- **EXERCISE**
Below are some records: retype them all exactly, but not the pictures.

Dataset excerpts
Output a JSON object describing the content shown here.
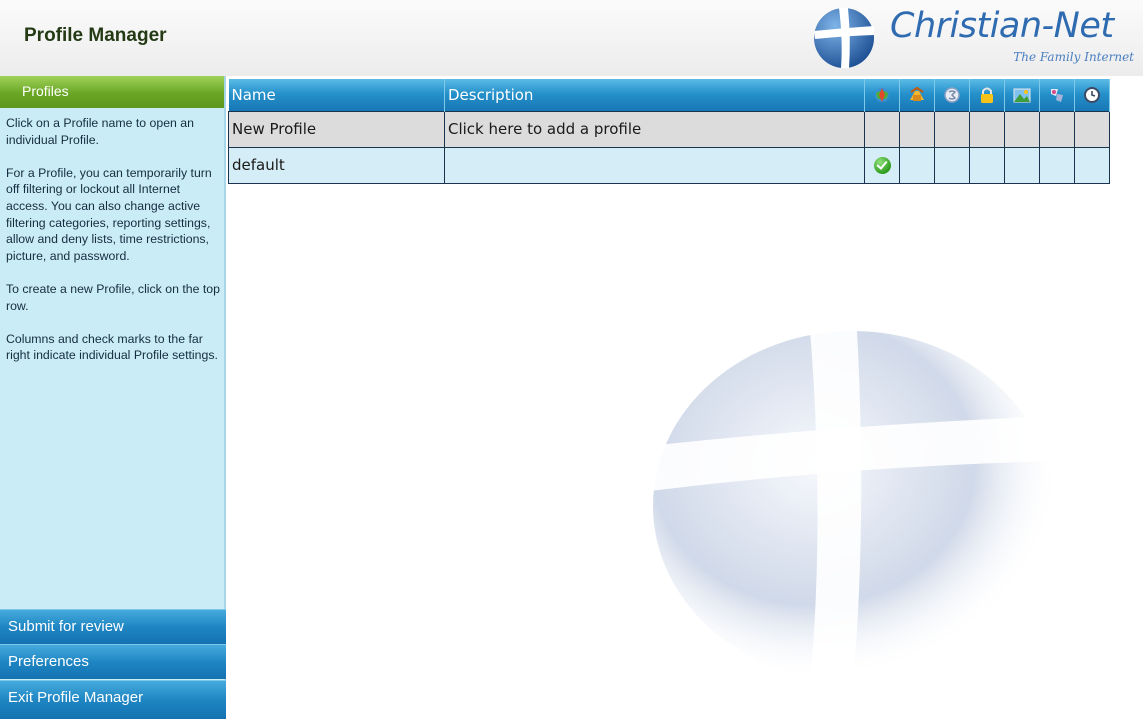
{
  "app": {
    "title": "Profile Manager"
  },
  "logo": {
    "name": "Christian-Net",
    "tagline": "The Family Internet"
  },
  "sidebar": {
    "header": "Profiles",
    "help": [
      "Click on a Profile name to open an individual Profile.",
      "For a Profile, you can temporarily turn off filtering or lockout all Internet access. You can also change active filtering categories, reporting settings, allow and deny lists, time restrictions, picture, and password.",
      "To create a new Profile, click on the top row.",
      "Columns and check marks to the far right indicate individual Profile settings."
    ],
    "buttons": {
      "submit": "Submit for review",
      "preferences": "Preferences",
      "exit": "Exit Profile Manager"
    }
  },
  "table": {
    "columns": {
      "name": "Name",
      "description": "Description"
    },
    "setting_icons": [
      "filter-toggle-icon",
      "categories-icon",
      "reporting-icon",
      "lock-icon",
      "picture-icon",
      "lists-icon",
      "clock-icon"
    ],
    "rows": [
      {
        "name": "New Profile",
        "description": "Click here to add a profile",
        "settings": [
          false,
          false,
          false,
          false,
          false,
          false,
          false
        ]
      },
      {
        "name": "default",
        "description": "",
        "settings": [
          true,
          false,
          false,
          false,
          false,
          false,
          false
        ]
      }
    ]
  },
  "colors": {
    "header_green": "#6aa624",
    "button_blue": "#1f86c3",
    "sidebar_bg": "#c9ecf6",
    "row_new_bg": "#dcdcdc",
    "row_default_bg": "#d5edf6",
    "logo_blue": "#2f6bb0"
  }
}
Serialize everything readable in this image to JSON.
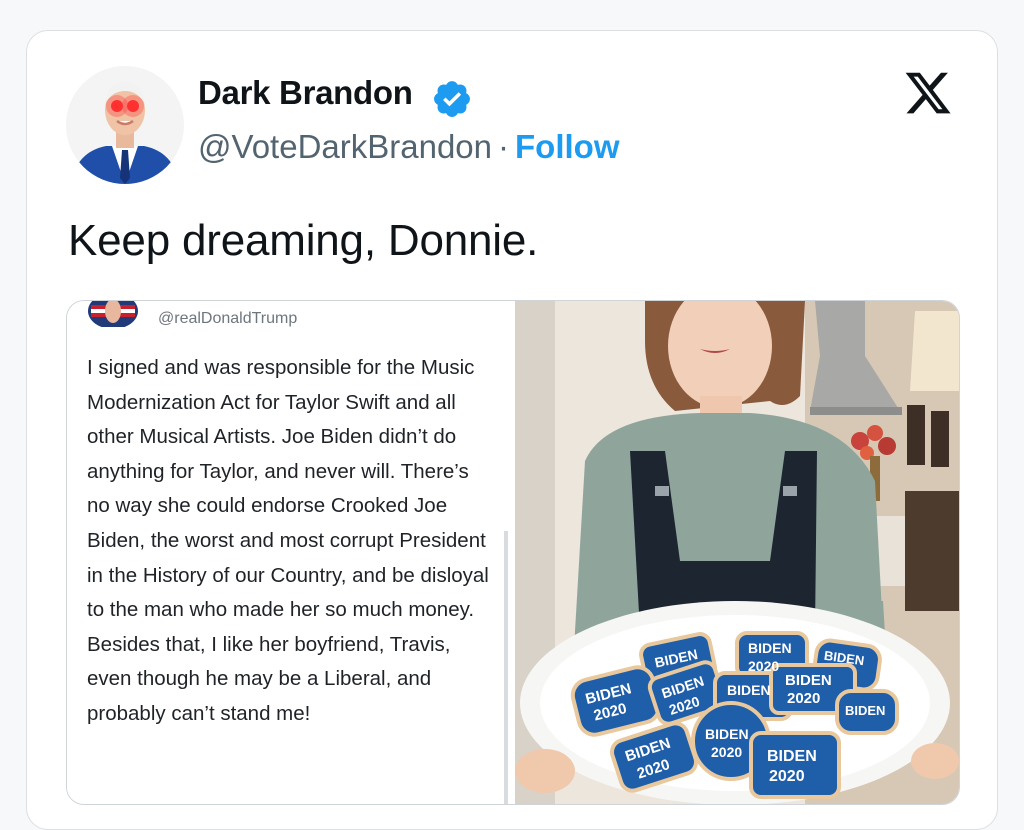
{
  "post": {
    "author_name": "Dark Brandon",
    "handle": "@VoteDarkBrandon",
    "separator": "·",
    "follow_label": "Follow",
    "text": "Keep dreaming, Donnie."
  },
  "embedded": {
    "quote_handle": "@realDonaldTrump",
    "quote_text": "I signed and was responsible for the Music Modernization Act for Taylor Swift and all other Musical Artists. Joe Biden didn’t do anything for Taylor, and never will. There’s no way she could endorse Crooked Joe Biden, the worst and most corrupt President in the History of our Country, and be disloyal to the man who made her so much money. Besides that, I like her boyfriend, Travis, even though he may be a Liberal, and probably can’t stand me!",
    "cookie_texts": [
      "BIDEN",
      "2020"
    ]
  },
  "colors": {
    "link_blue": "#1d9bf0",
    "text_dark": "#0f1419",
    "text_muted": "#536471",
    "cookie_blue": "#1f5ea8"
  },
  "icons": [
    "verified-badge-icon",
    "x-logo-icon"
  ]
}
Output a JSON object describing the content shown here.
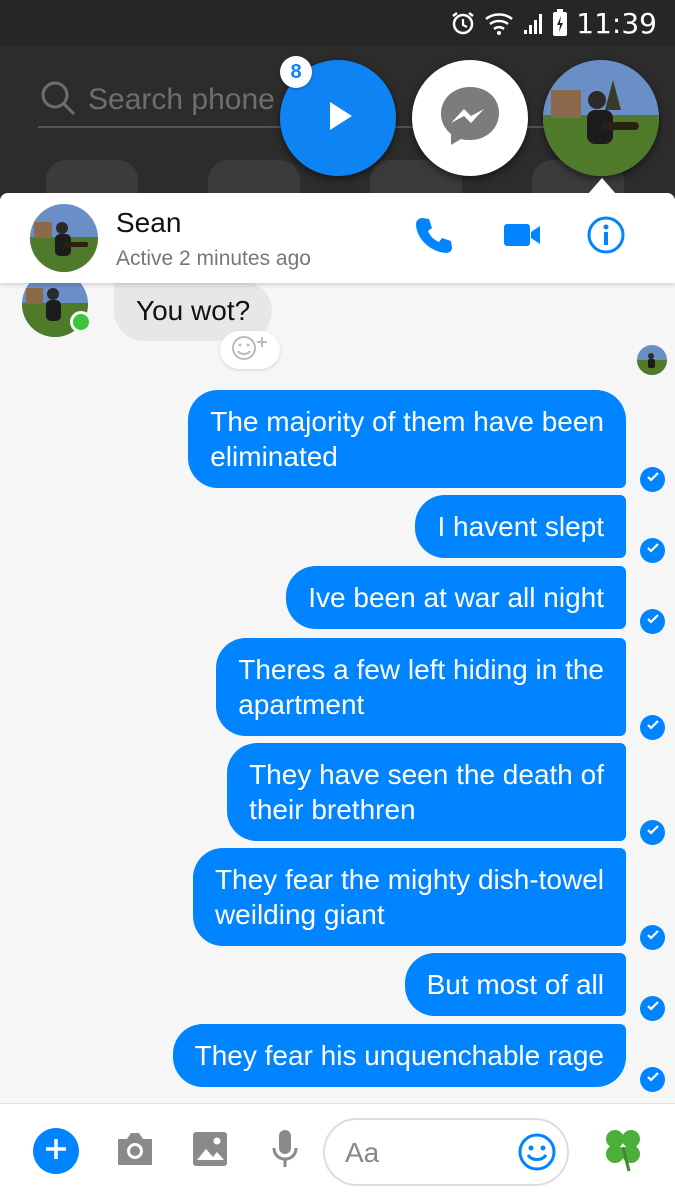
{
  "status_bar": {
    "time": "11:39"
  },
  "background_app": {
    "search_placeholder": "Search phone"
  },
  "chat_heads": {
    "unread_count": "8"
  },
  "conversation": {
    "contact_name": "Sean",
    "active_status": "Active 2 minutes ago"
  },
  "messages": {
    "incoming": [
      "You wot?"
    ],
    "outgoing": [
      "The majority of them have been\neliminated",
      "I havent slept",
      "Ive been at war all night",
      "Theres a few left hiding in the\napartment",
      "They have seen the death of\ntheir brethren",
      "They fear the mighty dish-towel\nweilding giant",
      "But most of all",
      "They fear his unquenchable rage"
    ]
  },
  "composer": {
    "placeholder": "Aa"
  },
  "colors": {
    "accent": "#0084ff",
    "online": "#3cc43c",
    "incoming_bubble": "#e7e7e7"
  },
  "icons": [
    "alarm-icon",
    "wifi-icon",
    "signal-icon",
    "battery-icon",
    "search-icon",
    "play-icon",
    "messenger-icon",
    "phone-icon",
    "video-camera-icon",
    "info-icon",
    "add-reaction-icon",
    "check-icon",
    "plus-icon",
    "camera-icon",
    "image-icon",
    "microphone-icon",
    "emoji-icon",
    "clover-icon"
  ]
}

- **RESPONSE**
Output a JSON object describing the content shown here.
{
  "app": {
    "title": "Profile Manager"
  },
  "logo": {
    "name": "Christian-Net",
    "tagline": "The Family Internet"
  },
  "sidebar": {
    "header": "Profiles",
    "help": [
      "Click on a Profile name to open an individual Profile.",
      "For a Profile, you can temporarily turn off filtering or lockout all Internet access. You can also change active filtering categories, reporting settings, allow and deny lists, time restrictions, picture, and password.",
      "To create a new Profile, click on the top row.",
      "Columns and check marks to the far right indicate individual Profile settings."
    ],
    "buttons": {
      "submit": "Submit for review",
      "preferences": "Preferences",
      "exit": "Exit Profile Manager"
    }
  },
  "table": {
    "columns": {
      "name": "Name",
      "description": "Description"
    },
    "setting_icons": [
      "filter-toggle-icon",
      "categories-icon",
      "reporting-icon",
      "lock-icon",
      "picture-icon",
      "lists-icon",
      "clock-icon"
    ],
    "rows": [
      {
        "name": "New Profile",
        "description": "Click here to add a profile",
        "settings": [
          false,
          false,
          false,
          false,
          false,
          false,
          false
        ]
      },
      {
        "name": "default",
        "description": "",
        "settings": [
          true,
          false,
          false,
          false,
          false,
          false,
          false
        ]
      }
    ]
  },
  "colors": {
    "header_green": "#6aa624",
    "button_blue": "#1f86c3",
    "sidebar_bg": "#c9ecf6",
    "row_new_bg": "#dcdcdc",
    "row_default_bg": "#d5edf6",
    "logo_blue": "#2f6bb0"
  }
}
Serialize everything readable in this image to JSON.
{
  "post": {
    "author_name": "Dark Brandon",
    "handle": "@VoteDarkBrandon",
    "separator": "·",
    "follow_label": "Follow",
    "text": "Keep dreaming, Donnie."
  },
  "embedded": {
    "quote_handle": "@realDonaldTrump",
    "quote_text": "I signed and was responsible for the Music Modernization Act for Taylor Swift and all other Musical Artists. Joe Biden didn’t do anything for Taylor, and never will. There’s no way she could endorse Crooked Joe Biden, the worst and most corrupt President in the History of our Country, and be disloyal to the man who made her so much money. Besides that, I like her boyfriend, Travis, even though he may be a Liberal, and probably can’t stand me!",
    "cookie_texts": [
      "BIDEN",
      "2020"
    ]
  },
  "colors": {
    "link_blue": "#1d9bf0",
    "text_dark": "#0f1419",
    "text_muted": "#536471",
    "cookie_blue": "#1f5ea8"
  },
  "icons": [
    "verified-badge-icon",
    "x-logo-icon"
  ]
}
Output a JSON object describing the content shown here.
{
  "status_bar": {
    "time": "11:39"
  },
  "background_app": {
    "search_placeholder": "Search phone"
  },
  "chat_heads": {
    "unread_count": "8"
  },
  "conversation": {
    "contact_name": "Sean",
    "active_status": "Active 2 minutes ago"
  },
  "messages": {
    "incoming": [
      "You wot?"
    ],
    "outgoing": [
      "The majority of them have been\neliminated",
      "I havent slept",
      "Ive been at war all night",
      "Theres a few left hiding in the\napartment",
      "They have seen the death of\ntheir brethren",
      "They fear the mighty dish-towel\nweilding giant",
      "But most of all",
      "They fear his unquenchable rage"
    ]
  },
  "composer": {
    "placeholder": "Aa"
  },
  "colors": {
    "accent": "#0084ff",
    "online": "#3cc43c",
    "incoming_bubble": "#e7e7e7"
  },
  "icons": [
    "alarm-icon",
    "wifi-icon",
    "signal-icon",
    "battery-icon",
    "search-icon",
    "play-icon",
    "messenger-icon",
    "phone-icon",
    "video-camera-icon",
    "info-icon",
    "add-reaction-icon",
    "check-icon",
    "plus-icon",
    "camera-icon",
    "image-icon",
    "microphone-icon",
    "emoji-icon",
    "clover-icon"
  ]
}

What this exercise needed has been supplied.